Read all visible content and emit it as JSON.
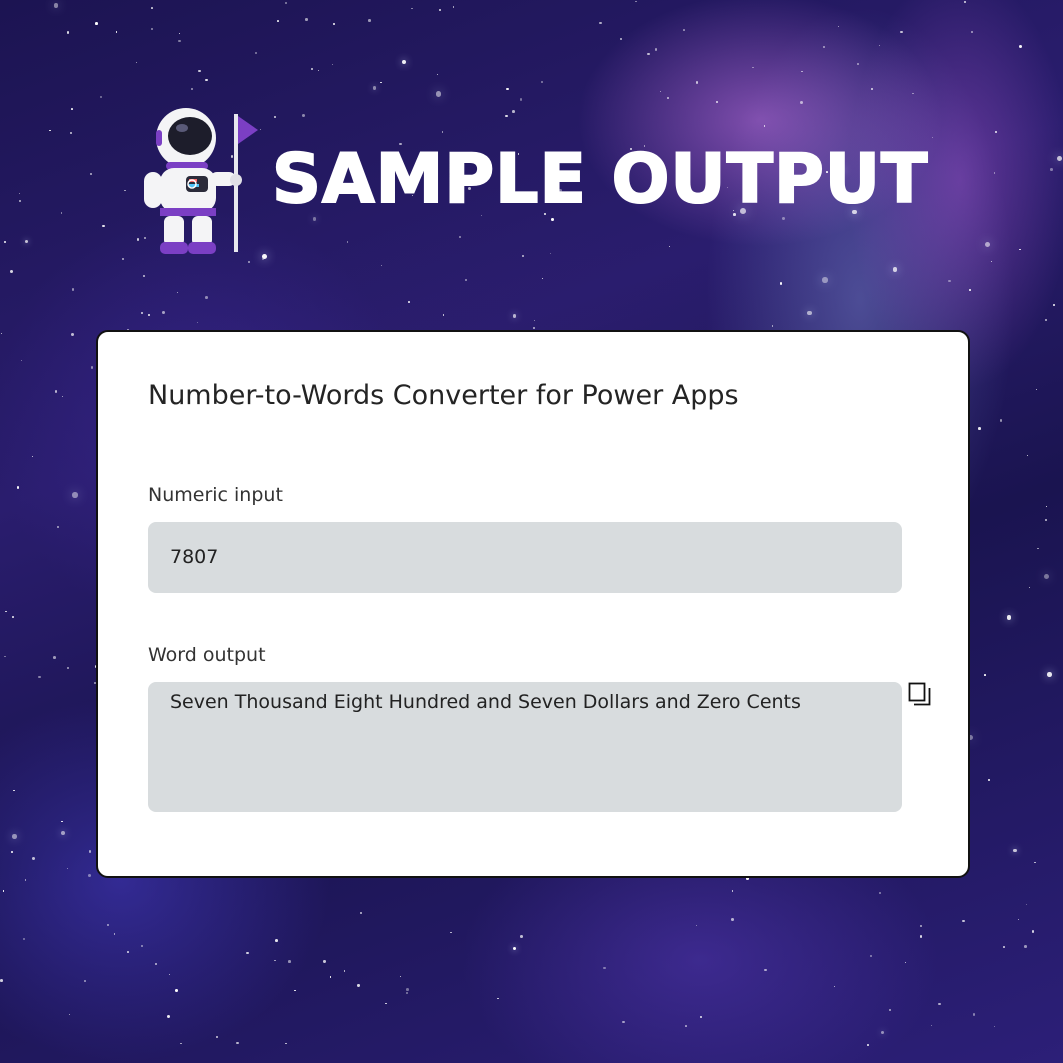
{
  "header": {
    "title": "SAMPLE OUTPUT",
    "mascot_icon": "astronaut-with-flag-icon"
  },
  "card": {
    "title": "Number-to-Words Converter for Power Apps",
    "numeric_input": {
      "label": "Numeric input",
      "value": "7807"
    },
    "word_output": {
      "label": "Word output",
      "value": "Seven Thousand Eight Hundred and Seven Dollars and Zero Cents",
      "copy_icon": "copy-icon"
    }
  },
  "colors": {
    "background": "#221a5e",
    "card": "#ffffff",
    "field": "#d8dcde",
    "accent": "#7b3fc4"
  }
}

************

To do >>
Count the lines in the records above that hold the word "icon", and give only that number.

Solution to this exercise >>
2